*TASK TO COMPLETE:*
Work out the number of lines in the listing that include the string "نیاز". Reply with that number alone.

*MATERIAL:*
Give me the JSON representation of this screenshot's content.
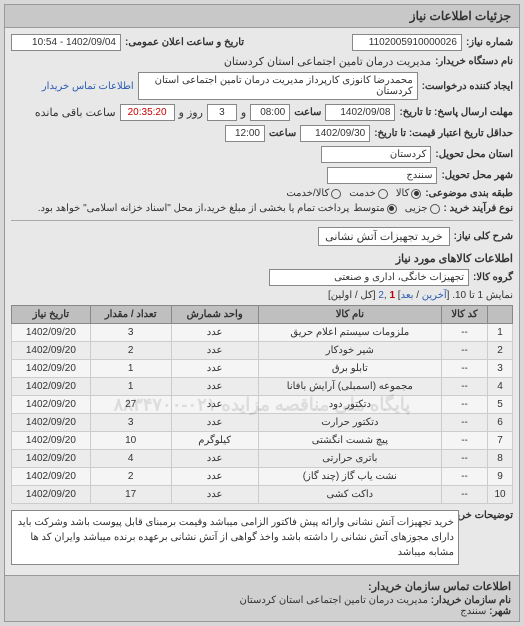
{
  "panel_title": "جزئیات اطلاعات نیاز",
  "header": {
    "req_no_label": "شماره نیاز:",
    "req_no": "1102005910000026",
    "announce_label": "تاریخ و ساعت اعلان عمومی:",
    "announce_value": "1402/09/04 - 10:54",
    "org_label": "نام دستگاه خریدار:",
    "org_value": "مدیریت درمان تامین اجتماعی استان کردستان",
    "requester_label": "ایجاد کننده درخواست:",
    "requester_value": "محمدرضا کانوزی کارپرداز مدیریت درمان تامین اجتماعی استان کردستان",
    "contact_link": "اطلاعات تماس خریدار",
    "deadline_reply_label": "مهلت ارسال پاسخ: تا تاریخ:",
    "deadline_reply_date": "1402/09/08",
    "time_label": "ساعت",
    "deadline_reply_time": "08:00",
    "remain_label": "و",
    "remain_days": "3",
    "remain_days_label": "روز و",
    "remain_time": "20:35:20",
    "remain_time_label": "ساعت باقی مانده",
    "validity_label": "حداقل تاریخ اعتبار قیمت: تا تاریخ:",
    "validity_date": "1402/09/30",
    "validity_time": "12:00",
    "province_label": "استان محل تحویل:",
    "province": "کردستان",
    "city_label": "شهر محل تحویل:",
    "city": "سنندج",
    "pkg_label": "طبقه بندی موضوعی:",
    "pkg_opts": {
      "goods": "کالا",
      "service": "خدمت",
      "both": "کالا/خدمت"
    },
    "size_label": "نوع فرآیند خرید :",
    "size_opts": {
      "small": "جزیی",
      "medium": "متوسط"
    },
    "size_note": "پرداخت تمام یا بخشی از مبلغ خرید،از محل \"اسناد خزانه اسلامی\" خواهد بود."
  },
  "need": {
    "title_label": "شرح کلی نیاز:",
    "title_value": "خرید تجهیزات آتش نشانی"
  },
  "items_section": {
    "title": "اطلاعات کالاهای مورد نیاز",
    "group_label": "گروه کالا:",
    "group_value": "تجهیزات خانگی، اداری و صنعتی",
    "pager_text_pre": "نمایش 1 تا 10. [",
    "pager_last": "آخرین",
    "pager_sep1": " / ",
    "pager_next": "بعد",
    "pager_sep2": "] ",
    "pager_page1": "1",
    "pager_comma": " ,",
    "pager_page2": "2",
    "pager_suffix": " [کل / اولین]",
    "columns": [
      "",
      "کد کالا",
      "نام کالا",
      "واحد شمارش",
      "تعداد / مقدار",
      "تاریخ نیاز"
    ],
    "rows": [
      [
        "1",
        "--",
        "ملزومات سیستم اعلام حریق",
        "عدد",
        "3",
        "1402/09/20"
      ],
      [
        "2",
        "--",
        "شیر خودکار",
        "عدد",
        "2",
        "1402/09/20"
      ],
      [
        "3",
        "--",
        "تابلو برق",
        "عدد",
        "1",
        "1402/09/20"
      ],
      [
        "4",
        "--",
        "مجموعه (اسمبلی) آرایش بافانا",
        "عدد",
        "1",
        "1402/09/20"
      ],
      [
        "5",
        "--",
        "دتکتور دود",
        "عدد",
        "27",
        "1402/09/20"
      ],
      [
        "6",
        "--",
        "دتکتور حرارت",
        "عدد",
        "3",
        "1402/09/20"
      ],
      [
        "7",
        "--",
        "پیچ شست انگشتی",
        "کیلوگرم",
        "10",
        "1402/09/20"
      ],
      [
        "8",
        "--",
        "باتری حرارتی",
        "عدد",
        "4",
        "1402/09/20"
      ],
      [
        "9",
        "--",
        "نشت یاب گاز (چند گاز)",
        "عدد",
        "2",
        "1402/09/20"
      ],
      [
        "10",
        "--",
        "داکت کشی",
        "عدد",
        "17",
        "1402/09/20"
      ]
    ],
    "watermark": "پایگاه ملی مناقصه مزایده ۰۲۱-۸۸۳۴۷۰۰"
  },
  "desc": {
    "label": "توضیحات خریدار:",
    "text": "خرید تجهیزات آتش نشانی وارائه پیش فاکتور الزامی میباشد وقیمت برمبنای قابل پیوست باشد وشرکت باید دارای مجوزهای آتش نشانی را داشته باشد واخذ گواهی از آتش نشانی برعهده برنده میباشد وایران کد ها مشابه میباشد"
  },
  "footer": {
    "title": "اطلاعات تماس سازمان خریدار:",
    "org_label": "نام سازمان خریدار:",
    "org": "مدیریت درمان تامین اجتماعی استان کردستان",
    "city_label": "شهر:",
    "city": "سنندج"
  }
}
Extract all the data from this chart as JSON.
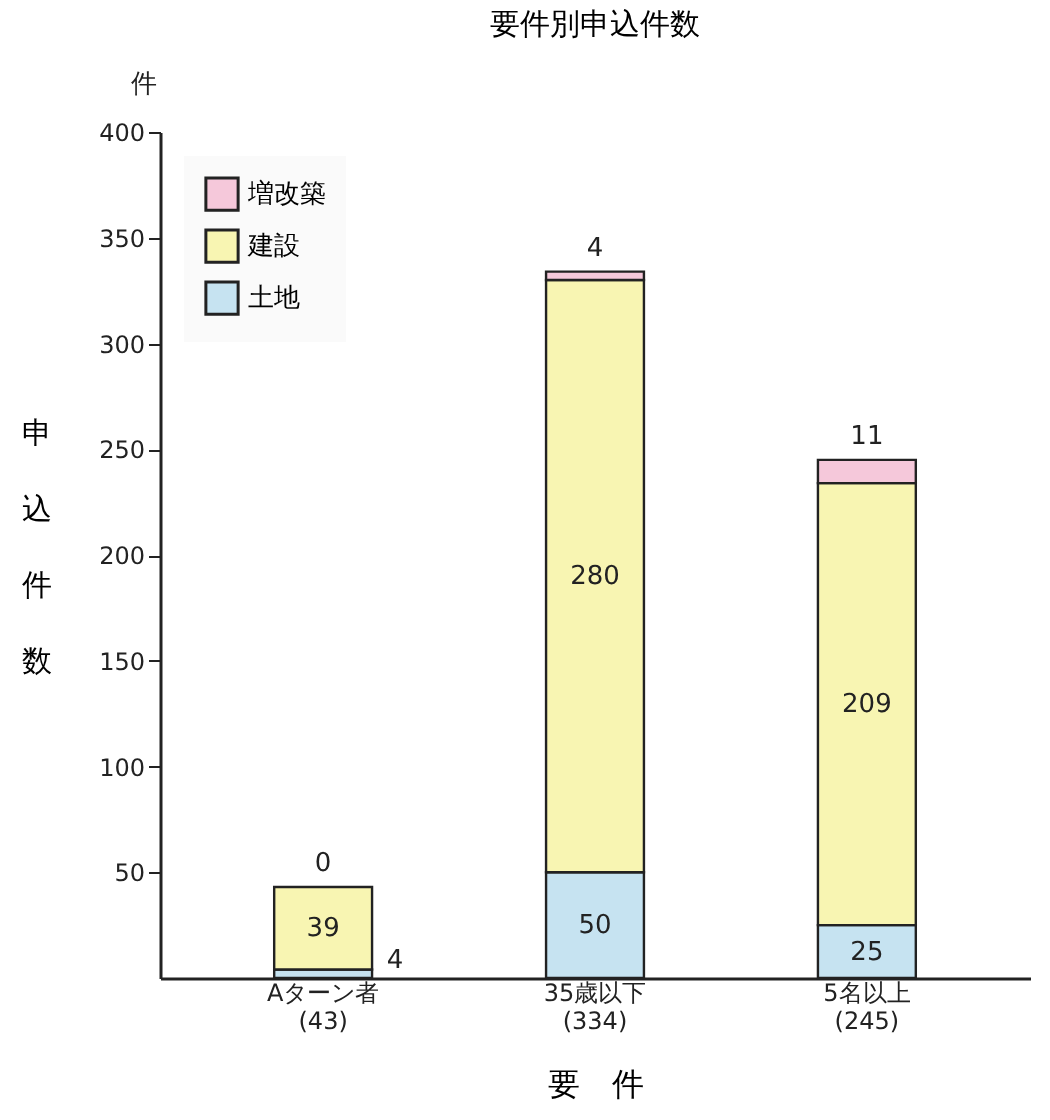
{
  "chart_data": {
    "type": "bar",
    "stacked": true,
    "title": "要件別申込件数",
    "xlabel": "要　件",
    "ylabel": "申込件数",
    "annotations": [
      "件"
    ],
    "categories": [
      "Aターン者\n(43)",
      "35歳以下\n(334)",
      "5名以上\n(245)"
    ],
    "series": [
      {
        "name": "土地",
        "color": "#c6e3f1",
        "values": [
          4,
          50,
          25
        ]
      },
      {
        "name": "建設",
        "color": "#f8f5b2",
        "values": [
          39,
          280,
          209
        ]
      },
      {
        "name": "増改築",
        "color": "#f5c8da",
        "values": [
          0,
          4,
          11
        ]
      }
    ],
    "ylim": [
      0,
      400
    ],
    "yticks": [
      50,
      100,
      150,
      200,
      250,
      300,
      350,
      400
    ],
    "data_labels": true,
    "legend": "top left",
    "grid": false
  }
}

*REPLY TO THE EXERCISE:*
5